%%
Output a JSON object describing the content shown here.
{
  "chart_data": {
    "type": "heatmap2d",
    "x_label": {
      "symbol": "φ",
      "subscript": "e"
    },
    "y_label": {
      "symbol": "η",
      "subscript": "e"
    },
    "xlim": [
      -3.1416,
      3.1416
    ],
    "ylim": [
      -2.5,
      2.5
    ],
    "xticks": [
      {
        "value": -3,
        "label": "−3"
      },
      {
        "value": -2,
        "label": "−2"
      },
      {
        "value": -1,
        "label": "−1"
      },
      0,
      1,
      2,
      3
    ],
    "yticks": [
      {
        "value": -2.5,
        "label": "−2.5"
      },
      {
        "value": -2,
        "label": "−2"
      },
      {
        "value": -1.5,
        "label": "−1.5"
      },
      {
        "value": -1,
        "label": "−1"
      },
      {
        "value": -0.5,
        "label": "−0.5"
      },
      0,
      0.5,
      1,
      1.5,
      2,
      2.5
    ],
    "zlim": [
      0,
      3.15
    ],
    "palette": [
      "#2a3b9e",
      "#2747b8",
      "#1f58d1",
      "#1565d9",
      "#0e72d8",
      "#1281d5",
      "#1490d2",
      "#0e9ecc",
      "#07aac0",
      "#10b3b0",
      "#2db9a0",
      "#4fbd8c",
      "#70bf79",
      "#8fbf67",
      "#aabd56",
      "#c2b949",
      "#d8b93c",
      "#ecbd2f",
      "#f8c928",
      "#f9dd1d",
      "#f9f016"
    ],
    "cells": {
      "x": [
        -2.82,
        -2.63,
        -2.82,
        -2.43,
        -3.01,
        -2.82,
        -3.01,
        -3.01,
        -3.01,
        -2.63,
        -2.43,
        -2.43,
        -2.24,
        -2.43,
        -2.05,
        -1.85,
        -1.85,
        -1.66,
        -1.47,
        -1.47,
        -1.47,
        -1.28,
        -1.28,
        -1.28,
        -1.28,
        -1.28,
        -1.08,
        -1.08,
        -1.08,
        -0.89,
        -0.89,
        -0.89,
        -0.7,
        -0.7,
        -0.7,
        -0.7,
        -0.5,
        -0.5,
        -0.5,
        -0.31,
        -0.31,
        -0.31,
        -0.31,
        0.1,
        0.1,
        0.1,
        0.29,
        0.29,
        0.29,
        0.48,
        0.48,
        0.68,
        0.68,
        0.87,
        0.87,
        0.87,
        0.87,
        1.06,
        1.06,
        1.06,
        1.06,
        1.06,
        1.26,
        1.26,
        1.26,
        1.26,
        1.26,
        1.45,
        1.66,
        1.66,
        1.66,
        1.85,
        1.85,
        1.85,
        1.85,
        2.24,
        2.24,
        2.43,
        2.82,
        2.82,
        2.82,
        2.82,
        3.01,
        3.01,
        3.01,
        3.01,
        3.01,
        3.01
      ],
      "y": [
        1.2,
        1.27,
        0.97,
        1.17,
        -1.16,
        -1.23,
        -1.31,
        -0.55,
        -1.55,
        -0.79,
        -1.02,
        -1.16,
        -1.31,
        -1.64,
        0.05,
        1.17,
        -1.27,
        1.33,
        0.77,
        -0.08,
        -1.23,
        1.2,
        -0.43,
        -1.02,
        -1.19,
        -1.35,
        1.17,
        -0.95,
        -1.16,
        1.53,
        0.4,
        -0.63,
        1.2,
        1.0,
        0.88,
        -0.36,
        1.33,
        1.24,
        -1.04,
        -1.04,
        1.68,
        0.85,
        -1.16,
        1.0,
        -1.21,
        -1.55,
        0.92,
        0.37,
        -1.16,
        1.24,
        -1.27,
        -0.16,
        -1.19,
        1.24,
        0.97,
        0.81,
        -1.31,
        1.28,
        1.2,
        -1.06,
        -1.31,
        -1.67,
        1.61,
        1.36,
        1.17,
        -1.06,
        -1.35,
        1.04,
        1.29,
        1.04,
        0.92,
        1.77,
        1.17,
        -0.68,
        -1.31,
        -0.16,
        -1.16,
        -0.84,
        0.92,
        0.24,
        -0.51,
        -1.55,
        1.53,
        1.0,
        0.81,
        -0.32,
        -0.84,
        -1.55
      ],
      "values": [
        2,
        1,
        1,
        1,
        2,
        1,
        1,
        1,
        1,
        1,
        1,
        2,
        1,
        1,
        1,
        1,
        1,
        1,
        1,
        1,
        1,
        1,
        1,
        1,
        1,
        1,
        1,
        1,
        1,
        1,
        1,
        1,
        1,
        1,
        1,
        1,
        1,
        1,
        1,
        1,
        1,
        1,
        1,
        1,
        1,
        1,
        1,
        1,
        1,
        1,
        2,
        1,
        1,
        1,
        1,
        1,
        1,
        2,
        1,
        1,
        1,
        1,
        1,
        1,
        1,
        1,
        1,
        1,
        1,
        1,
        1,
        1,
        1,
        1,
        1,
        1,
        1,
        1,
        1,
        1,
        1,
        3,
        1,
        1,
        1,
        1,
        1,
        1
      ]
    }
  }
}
%%
### [To do]
Set down the entries verbatim, leaving none out.

### [Full output]
Output a JSON object describing the content shown here.
{
  "chart_data": {
    "type": "heatmap2d",
    "x_label": {
      "symbol": "φ",
      "subscript": "e"
    },
    "y_label": {
      "symbol": "η",
      "subscript": "e"
    },
    "xlim": [
      -3.1416,
      3.1416
    ],
    "ylim": [
      -2.5,
      2.5
    ],
    "xticks": [
      {
        "value": -3,
        "label": "−3"
      },
      {
        "value": -2,
        "label": "−2"
      },
      {
        "value": -1,
        "label": "−1"
      },
      0,
      1,
      2,
      3
    ],
    "yticks": [
      {
        "value": -2.5,
        "label": "−2.5"
      },
      {
        "value": -2,
        "label": "−2"
      },
      {
        "value": -1.5,
        "label": "−1.5"
      },
      {
        "value": -1,
        "label": "−1"
      },
      {
        "value": -0.5,
        "label": "−0.5"
      },
      0,
      0.5,
      1,
      1.5,
      2,
      2.5
    ],
    "zlim": [
      0,
      3.15
    ],
    "palette": [
      "#2a3b9e",
      "#2747b8",
      "#1f58d1",
      "#1565d9",
      "#0e72d8",
      "#1281d5",
      "#1490d2",
      "#0e9ecc",
      "#07aac0",
      "#10b3b0",
      "#2db9a0",
      "#4fbd8c",
      "#70bf79",
      "#8fbf67",
      "#aabd56",
      "#c2b949",
      "#d8b93c",
      "#ecbd2f",
      "#f8c928",
      "#f9dd1d",
      "#f9f016"
    ],
    "cells": {
      "x": [
        -2.82,
        -2.63,
        -2.82,
        -2.43,
        -3.01,
        -2.82,
        -3.01,
        -3.01,
        -3.01,
        -2.63,
        -2.43,
        -2.43,
        -2.24,
        -2.43,
        -2.05,
        -1.85,
        -1.85,
        -1.66,
        -1.47,
        -1.47,
        -1.47,
        -1.28,
        -1.28,
        -1.28,
        -1.28,
        -1.28,
        -1.08,
        -1.08,
        -1.08,
        -0.89,
        -0.89,
        -0.89,
        -0.7,
        -0.7,
        -0.7,
        -0.7,
        -0.5,
        -0.5,
        -0.5,
        -0.31,
        -0.31,
        -0.31,
        -0.31,
        0.1,
        0.1,
        0.1,
        0.29,
        0.29,
        0.29,
        0.48,
        0.48,
        0.68,
        0.68,
        0.87,
        0.87,
        0.87,
        0.87,
        1.06,
        1.06,
        1.06,
        1.06,
        1.06,
        1.26,
        1.26,
        1.26,
        1.26,
        1.26,
        1.45,
        1.66,
        1.66,
        1.66,
        1.85,
        1.85,
        1.85,
        1.85,
        2.24,
        2.24,
        2.43,
        2.82,
        2.82,
        2.82,
        2.82,
        3.01,
        3.01,
        3.01,
        3.01,
        3.01,
        3.01
      ],
      "y": [
        1.2,
        1.27,
        0.97,
        1.17,
        -1.16,
        -1.23,
        -1.31,
        -0.55,
        -1.55,
        -0.79,
        -1.02,
        -1.16,
        -1.31,
        -1.64,
        0.05,
        1.17,
        -1.27,
        1.33,
        0.77,
        -0.08,
        -1.23,
        1.2,
        -0.43,
        -1.02,
        -1.19,
        -1.35,
        1.17,
        -0.95,
        -1.16,
        1.53,
        0.4,
        -0.63,
        1.2,
        1.0,
        0.88,
        -0.36,
        1.33,
        1.24,
        -1.04,
        -1.04,
        1.68,
        0.85,
        -1.16,
        1.0,
        -1.21,
        -1.55,
        0.92,
        0.37,
        -1.16,
        1.24,
        -1.27,
        -0.16,
        -1.19,
        1.24,
        0.97,
        0.81,
        -1.31,
        1.28,
        1.2,
        -1.06,
        -1.31,
        -1.67,
        1.61,
        1.36,
        1.17,
        -1.06,
        -1.35,
        1.04,
        1.29,
        1.04,
        0.92,
        1.77,
        1.17,
        -0.68,
        -1.31,
        -0.16,
        -1.16,
        -0.84,
        0.92,
        0.24,
        -0.51,
        -1.55,
        1.53,
        1.0,
        0.81,
        -0.32,
        -0.84,
        -1.55
      ],
      "values": [
        2,
        1,
        1,
        1,
        2,
        1,
        1,
        1,
        1,
        1,
        1,
        2,
        1,
        1,
        1,
        1,
        1,
        1,
        1,
        1,
        1,
        1,
        1,
        1,
        1,
        1,
        1,
        1,
        1,
        1,
        1,
        1,
        1,
        1,
        1,
        1,
        1,
        1,
        1,
        1,
        1,
        1,
        1,
        1,
        1,
        1,
        1,
        1,
        1,
        1,
        2,
        1,
        1,
        1,
        1,
        1,
        1,
        2,
        1,
        1,
        1,
        1,
        1,
        1,
        1,
        1,
        1,
        1,
        1,
        1,
        1,
        1,
        1,
        1,
        1,
        1,
        1,
        1,
        1,
        1,
        1,
        3,
        1,
        1,
        1,
        1,
        1,
        1
      ]
    }
  }
}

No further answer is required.